* _Stated exercise_
All of the lines below are to be transcribed faithfully, with pictures excluded from the copy.
======== Material provided ========
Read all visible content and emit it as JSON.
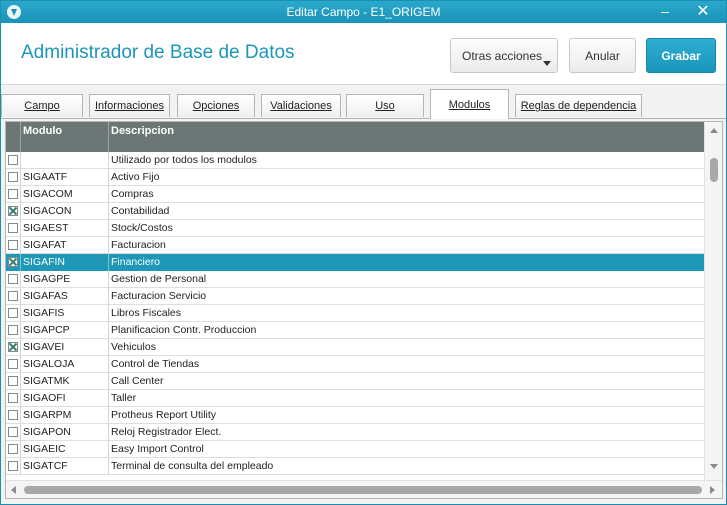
{
  "window": {
    "title": "Editar Campo - E1_ORIGEM",
    "minimize_glyph": "–",
    "close_glyph": "✕"
  },
  "header": {
    "title": "Administrador de Base de Datos",
    "buttons": {
      "more_actions": "Otras acciones",
      "cancel": "Anular",
      "save": "Grabar"
    },
    "accent_color": "#1d96b8"
  },
  "tabs": [
    {
      "label": "Campo",
      "active": false
    },
    {
      "label": "Informaciones",
      "active": false
    },
    {
      "label": "Opciones",
      "active": false
    },
    {
      "label": "Validaciones",
      "active": false
    },
    {
      "label": "Uso",
      "active": false
    },
    {
      "label": "Modulos",
      "active": true
    },
    {
      "label": "Reglas de dependencia",
      "active": false
    }
  ],
  "grid": {
    "columns": {
      "module": "Modulo",
      "description": "Descripcion"
    },
    "header_color": "#6c7775",
    "selected_color": "#1f98b7",
    "rows": [
      {
        "checked": false,
        "module": "",
        "description": "Utilizado por todos los modulos",
        "selected": false
      },
      {
        "checked": false,
        "module": "SIGAATF",
        "description": "Activo Fijo",
        "selected": false
      },
      {
        "checked": false,
        "module": "SIGACOM",
        "description": "Compras",
        "selected": false
      },
      {
        "checked": true,
        "module": "SIGACON",
        "description": "Contabilidad",
        "selected": false
      },
      {
        "checked": false,
        "module": "SIGAEST",
        "description": "Stock/Costos",
        "selected": false
      },
      {
        "checked": false,
        "module": "SIGAFAT",
        "description": "Facturacion",
        "selected": false
      },
      {
        "checked": true,
        "module": "SIGAFIN",
        "description": "Financiero",
        "selected": true
      },
      {
        "checked": false,
        "module": "SIGAGPE",
        "description": "Gestion de Personal",
        "selected": false
      },
      {
        "checked": false,
        "module": "SIGAFAS",
        "description": "Facturacion Servicio",
        "selected": false
      },
      {
        "checked": false,
        "module": "SIGAFIS",
        "description": "Libros Fiscales",
        "selected": false
      },
      {
        "checked": false,
        "module": "SIGAPCP",
        "description": "Planificacion Contr. Produccion",
        "selected": false
      },
      {
        "checked": true,
        "module": "SIGAVEI",
        "description": "Vehiculos",
        "selected": false
      },
      {
        "checked": false,
        "module": "SIGALOJA",
        "description": "Control de Tiendas",
        "selected": false
      },
      {
        "checked": false,
        "module": "SIGATMK",
        "description": "Call Center",
        "selected": false
      },
      {
        "checked": false,
        "module": "SIGAOFI",
        "description": "Taller",
        "selected": false
      },
      {
        "checked": false,
        "module": "SIGARPM",
        "description": "Protheus Report Utility",
        "selected": false
      },
      {
        "checked": false,
        "module": "SIGAPON",
        "description": "Reloj Registrador Elect.",
        "selected": false
      },
      {
        "checked": false,
        "module": "SIGAEIC",
        "description": "Easy Import Control",
        "selected": false
      },
      {
        "checked": false,
        "module": "SIGATCF",
        "description": "Terminal de consulta del empleado",
        "selected": false
      }
    ]
  }
}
========
* _Answer to the task_
Read all visible content and emit it as JSON.
{
  "window": {
    "title": "Editar Campo - E1_ORIGEM",
    "minimize_glyph": "–",
    "close_glyph": "✕"
  },
  "header": {
    "title": "Administrador de Base de Datos",
    "buttons": {
      "more_actions": "Otras acciones",
      "cancel": "Anular",
      "save": "Grabar"
    },
    "accent_color": "#1d96b8"
  },
  "tabs": [
    {
      "label": "Campo",
      "active": false
    },
    {
      "label": "Informaciones",
      "active": false
    },
    {
      "label": "Opciones",
      "active": false
    },
    {
      "label": "Validaciones",
      "active": false
    },
    {
      "label": "Uso",
      "active": false
    },
    {
      "label": "Modulos",
      "active": true
    },
    {
      "label": "Reglas de dependencia",
      "active": false
    }
  ],
  "grid": {
    "columns": {
      "module": "Modulo",
      "description": "Descripcion"
    },
    "header_color": "#6c7775",
    "selected_color": "#1f98b7",
    "rows": [
      {
        "checked": false,
        "module": "",
        "description": "Utilizado por todos los modulos",
        "selected": false
      },
      {
        "checked": false,
        "module": "SIGAATF",
        "description": "Activo Fijo",
        "selected": false
      },
      {
        "checked": false,
        "module": "SIGACOM",
        "description": "Compras",
        "selected": false
      },
      {
        "checked": true,
        "module": "SIGACON",
        "description": "Contabilidad",
        "selected": false
      },
      {
        "checked": false,
        "module": "SIGAEST",
        "description": "Stock/Costos",
        "selected": false
      },
      {
        "checked": false,
        "module": "SIGAFAT",
        "description": "Facturacion",
        "selected": false
      },
      {
        "checked": true,
        "module": "SIGAFIN",
        "description": "Financiero",
        "selected": true
      },
      {
        "checked": false,
        "module": "SIGAGPE",
        "description": "Gestion de Personal",
        "selected": false
      },
      {
        "checked": false,
        "module": "SIGAFAS",
        "description": "Facturacion Servicio",
        "selected": false
      },
      {
        "checked": false,
        "module": "SIGAFIS",
        "description": "Libros Fiscales",
        "selected": false
      },
      {
        "checked": false,
        "module": "SIGAPCP",
        "description": "Planificacion Contr. Produccion",
        "selected": false
      },
      {
        "checked": true,
        "module": "SIGAVEI",
        "description": "Vehiculos",
        "selected": false
      },
      {
        "checked": false,
        "module": "SIGALOJA",
        "description": "Control de Tiendas",
        "selected": false
      },
      {
        "checked": false,
        "module": "SIGATMK",
        "description": "Call Center",
        "selected": false
      },
      {
        "checked": false,
        "module": "SIGAOFI",
        "description": "Taller",
        "selected": false
      },
      {
        "checked": false,
        "module": "SIGARPM",
        "description": "Protheus Report Utility",
        "selected": false
      },
      {
        "checked": false,
        "module": "SIGAPON",
        "description": "Reloj Registrador Elect.",
        "selected": false
      },
      {
        "checked": false,
        "module": "SIGAEIC",
        "description": "Easy Import Control",
        "selected": false
      },
      {
        "checked": false,
        "module": "SIGATCF",
        "description": "Terminal de consulta del empleado",
        "selected": false
      }
    ]
  }
}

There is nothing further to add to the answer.